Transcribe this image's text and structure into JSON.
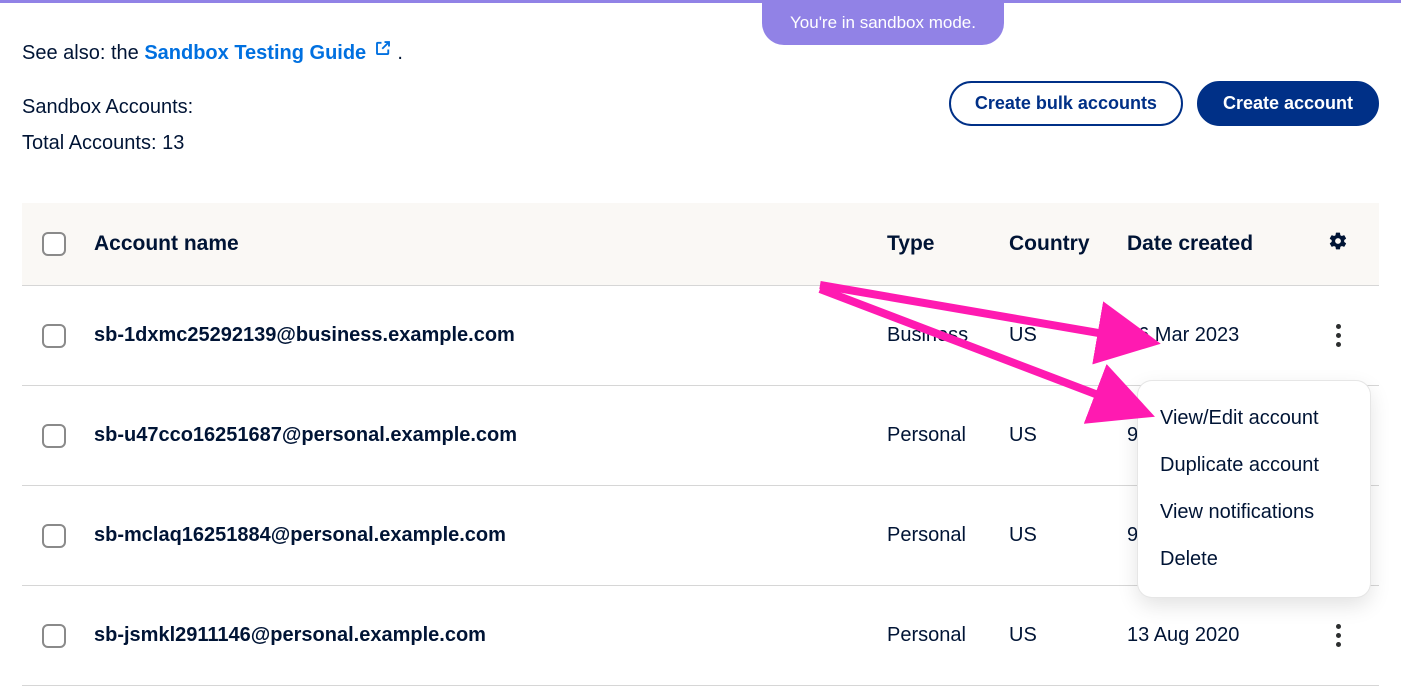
{
  "sandbox_badge": "You're in sandbox mode.",
  "see_also_prefix": "See also: the ",
  "see_also_link": "Sandbox Testing Guide",
  "see_also_suffix": " .",
  "summary": {
    "line1": "Sandbox Accounts:",
    "line2": "Total Accounts: 13"
  },
  "buttons": {
    "create_bulk": "Create bulk accounts",
    "create_account": "Create account"
  },
  "columns": {
    "name": "Account name",
    "type": "Type",
    "country": "Country",
    "date": "Date created"
  },
  "rows": [
    {
      "name": "sb-1dxmc25292139@business.example.com",
      "type": "Business",
      "country": "US",
      "date": "16 Mar 2023"
    },
    {
      "name": "sb-u47cco16251687@personal.example.com",
      "type": "Personal",
      "country": "US",
      "date": "9 May 2022"
    },
    {
      "name": "sb-mclaq16251884@personal.example.com",
      "type": "Personal",
      "country": "US",
      "date": "9 May 2022"
    },
    {
      "name": "sb-jsmkl2911146@personal.example.com",
      "type": "Personal",
      "country": "US",
      "date": "13 Aug 2020"
    }
  ],
  "dropdown": {
    "view_edit": "View/Edit account",
    "duplicate": "Duplicate account",
    "notifications": "View notifications",
    "delete": "Delete"
  }
}
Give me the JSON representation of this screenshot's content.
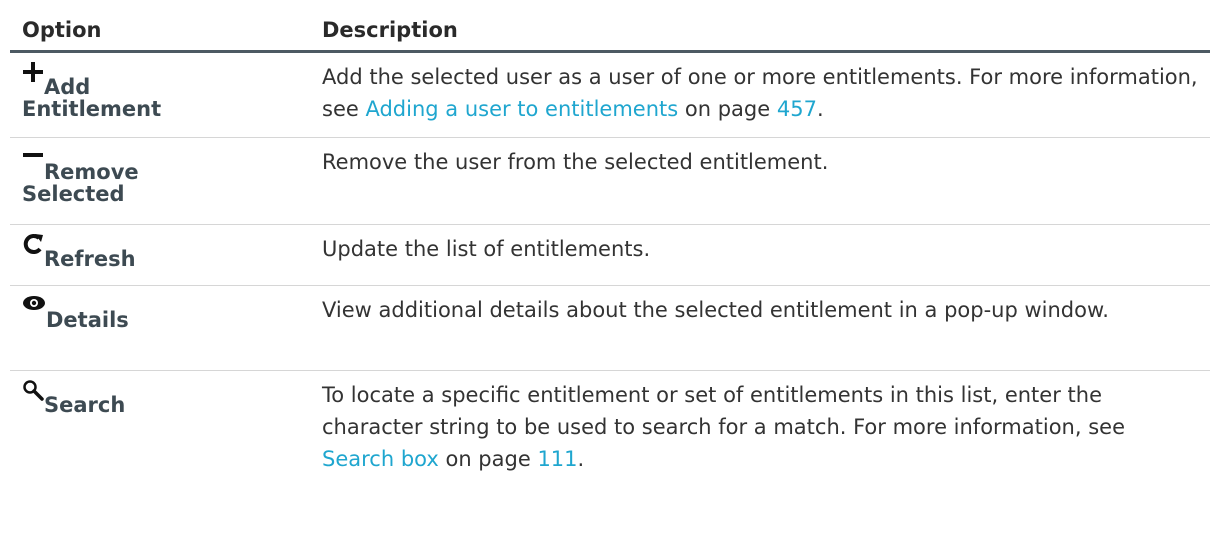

——————————

* Direction *
In the material above, find the lines that contain "date" and show them.

* Exercise solution *
    "date": "Date created"
      "date": "16 Mar 2023"
      "date": "9 May 2022"
      "date": "9 May 2022"
      "date": "13 Aug 2020"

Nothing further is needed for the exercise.